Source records
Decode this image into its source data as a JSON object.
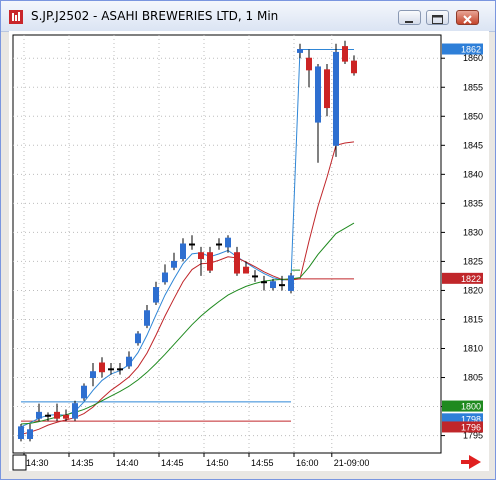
{
  "window": {
    "title": "S.JP.J2502 - ASAHI BREWERIES LTD, 1 Min",
    "buttons": [
      "minimize",
      "maximize",
      "close"
    ]
  },
  "chart_data": {
    "type": "candlestick",
    "symbol": "S.JP.J2502",
    "name": "ASAHI BREWERIES LTD",
    "interval": "1 Min",
    "ylim": [
      1792,
      1864
    ],
    "y_ticks": [
      1795,
      1800,
      1805,
      1810,
      1815,
      1820,
      1825,
      1830,
      1835,
      1840,
      1845,
      1850,
      1855,
      1860
    ],
    "x_ticks": [
      "14:30",
      "14:35",
      "14:40",
      "14:45",
      "14:50",
      "14:55",
      "16:00",
      "21-09:00"
    ],
    "price_labels": [
      {
        "value": "1862",
        "color": "#2e7fd8"
      },
      {
        "value": "1822",
        "color": "#c0262a"
      },
      {
        "value": "1800",
        "color": "#1f8a1f"
      },
      {
        "value": "1798",
        "color": "#2e7fd8"
      },
      {
        "value": "1796",
        "color": "#c0262a"
      }
    ],
    "colors": {
      "up": "#2e6fd0",
      "down": "#cc2424",
      "flat": "#000000",
      "grid": "#bdbdbd"
    },
    "candles": [
      {
        "x": 0,
        "o": 1794.5,
        "h": 1797.0,
        "l": 1794.0,
        "c": 1796.5
      },
      {
        "x": 1,
        "o": 1794.5,
        "h": 1797.0,
        "l": 1794.0,
        "c": 1796.0
      },
      {
        "x": 2,
        "o": 1798.0,
        "h": 1800.5,
        "l": 1797.5,
        "c": 1799.0
      },
      {
        "x": 3,
        "o": 1798.5,
        "h": 1799.0,
        "l": 1797.5,
        "c": 1798.5
      },
      {
        "x": 4,
        "o": 1799.0,
        "h": 1800.5,
        "l": 1797.5,
        "c": 1798.0
      },
      {
        "x": 5,
        "o": 1798.5,
        "h": 1799.5,
        "l": 1797.5,
        "c": 1798.0
      },
      {
        "x": 6,
        "o": 1798.0,
        "h": 1801.0,
        "l": 1797.5,
        "c": 1800.5
      },
      {
        "x": 7,
        "o": 1801.5,
        "h": 1804.0,
        "l": 1801.0,
        "c": 1803.5
      },
      {
        "x": 8,
        "o": 1805.0,
        "h": 1807.5,
        "l": 1803.5,
        "c": 1806.0
      },
      {
        "x": 9,
        "o": 1807.5,
        "h": 1808.5,
        "l": 1805.0,
        "c": 1806.0
      },
      {
        "x": 10,
        "o": 1806.5,
        "h": 1807.5,
        "l": 1805.5,
        "c": 1806.5
      },
      {
        "x": 11,
        "o": 1806.5,
        "h": 1807.5,
        "l": 1805.5,
        "c": 1806.5
      },
      {
        "x": 12,
        "o": 1807.0,
        "h": 1809.5,
        "l": 1806.5,
        "c": 1808.5
      },
      {
        "x": 13,
        "o": 1811.0,
        "h": 1813.0,
        "l": 1810.5,
        "c": 1812.5
      },
      {
        "x": 14,
        "o": 1814.0,
        "h": 1817.5,
        "l": 1813.5,
        "c": 1816.5
      },
      {
        "x": 15,
        "o": 1818.0,
        "h": 1821.5,
        "l": 1817.5,
        "c": 1820.5
      },
      {
        "x": 16,
        "o": 1821.5,
        "h": 1824.5,
        "l": 1821.0,
        "c": 1823.0
      },
      {
        "x": 17,
        "o": 1824.0,
        "h": 1826.5,
        "l": 1823.5,
        "c": 1825.0
      },
      {
        "x": 18,
        "o": 1825.5,
        "h": 1829.0,
        "l": 1825.0,
        "c": 1828.0
      },
      {
        "x": 19,
        "o": 1828.0,
        "h": 1829.5,
        "l": 1827.0,
        "c": 1828.0
      },
      {
        "x": 20,
        "o": 1826.5,
        "h": 1827.5,
        "l": 1822.5,
        "c": 1825.5
      },
      {
        "x": 21,
        "o": 1826.5,
        "h": 1827.5,
        "l": 1823.0,
        "c": 1823.5
      },
      {
        "x": 22,
        "o": 1828.0,
        "h": 1829.0,
        "l": 1827.0,
        "c": 1828.0
      },
      {
        "x": 23,
        "o": 1827.5,
        "h": 1829.5,
        "l": 1826.5,
        "c": 1829.0
      },
      {
        "x": 24,
        "o": 1826.5,
        "h": 1827.5,
        "l": 1822.5,
        "c": 1823.0
      },
      {
        "x": 25,
        "o": 1824.0,
        "h": 1825.0,
        "l": 1823.0,
        "c": 1823.0
      },
      {
        "x": 26,
        "o": 1822.5,
        "h": 1823.5,
        "l": 1821.5,
        "c": 1822.5
      },
      {
        "x": 27,
        "o": 1821.5,
        "h": 1822.5,
        "l": 1820.0,
        "c": 1821.5
      },
      {
        "x": 28,
        "o": 1820.5,
        "h": 1822.0,
        "l": 1820.0,
        "c": 1821.5
      },
      {
        "x": 29,
        "o": 1821.0,
        "h": 1822.5,
        "l": 1820.0,
        "c": 1821.0
      },
      {
        "x": 30,
        "o": 1820.0,
        "h": 1823.0,
        "l": 1819.5,
        "c": 1822.5
      },
      {
        "x": 31,
        "o": 1861.0,
        "h": 1862.5,
        "l": 1860.0,
        "c": 1861.5
      },
      {
        "x": 32,
        "o": 1860.0,
        "h": 1861.5,
        "l": 1855.0,
        "c": 1858.0
      },
      {
        "x": 33,
        "o": 1849.0,
        "h": 1859.0,
        "l": 1842.0,
        "c": 1858.5
      },
      {
        "x": 34,
        "o": 1858.0,
        "h": 1859.0,
        "l": 1850.0,
        "c": 1851.5
      },
      {
        "x": 35,
        "o": 1845.0,
        "h": 1862.5,
        "l": 1843.0,
        "c": 1861.0
      },
      {
        "x": 36,
        "o": 1862.0,
        "h": 1863.0,
        "l": 1859.0,
        "c": 1859.5
      },
      {
        "x": 37,
        "o": 1859.5,
        "h": 1860.5,
        "l": 1857.0,
        "c": 1857.5
      }
    ],
    "series": [
      {
        "color": "#2f86d6",
        "values": [
          1796.5,
          1797.2,
          1798.0,
          1798.5,
          1798.6,
          1798.5,
          1799.2,
          1800.8,
          1802.8,
          1804.5,
          1805.6,
          1806.2,
          1807.2,
          1809.3,
          1812.3,
          1815.8,
          1819.2,
          1822.0,
          1824.6,
          1826.3,
          1826.5,
          1825.8,
          1826.3,
          1826.9,
          1825.8,
          1824.8,
          1823.8,
          1822.9,
          1822.2,
          1821.8,
          1821.9,
          1861.5,
          1861.5,
          1861.5,
          1861.5,
          1861.5,
          1861.5,
          1861.5
        ]
      },
      {
        "color": "#c0262a",
        "values": [
          1795.2,
          1795.6,
          1796.1,
          1796.8,
          1797.3,
          1797.7,
          1798.1,
          1798.8,
          1799.9,
          1801.4,
          1802.8,
          1803.9,
          1805.1,
          1806.8,
          1809.2,
          1812.3,
          1815.6,
          1818.6,
          1821.5,
          1823.6,
          1824.6,
          1824.7,
          1825.2,
          1825.8,
          1825.6,
          1824.9,
          1824.1,
          1823.2,
          1822.5,
          1821.9,
          1821.8,
          1822.0,
          1828.5,
          1834.5,
          1839.5,
          1845.0,
          1845.4,
          1845.6
        ]
      },
      {
        "color": "#1f8a1f",
        "values": [
          1797.0,
          1797.1,
          1797.4,
          1797.8,
          1798.2,
          1798.6,
          1799.0,
          1799.5,
          1800.2,
          1801.0,
          1801.8,
          1802.6,
          1803.5,
          1804.6,
          1805.9,
          1807.4,
          1809.0,
          1810.7,
          1812.4,
          1814.1,
          1815.6,
          1816.9,
          1818.1,
          1819.2,
          1820.0,
          1820.7,
          1821.2,
          1821.6,
          1821.8,
          1821.9,
          1822.0,
          1822.2,
          1824.0,
          1826.2,
          1828.0,
          1829.8,
          1830.7,
          1831.6
        ]
      }
    ],
    "flat_lines": [
      {
        "color": "#2f86d6",
        "from_x": 0,
        "to_x": 30,
        "value": 1800.8
      },
      {
        "color": "#c0262a",
        "from_x": 0,
        "to_x": 30,
        "value": 1797.5
      },
      {
        "color": "#c0262a",
        "from_x": 30,
        "to_x": 37,
        "value": 1822.0
      },
      {
        "color": "#1f8a1f",
        "from_x": 30,
        "to_x": 31,
        "value": 1823.5
      }
    ]
  }
}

**What the task asks**
For the listing above, give the number of lines in which the string "BREWERIES" occurs, and nothing else.

**Output for this task**
2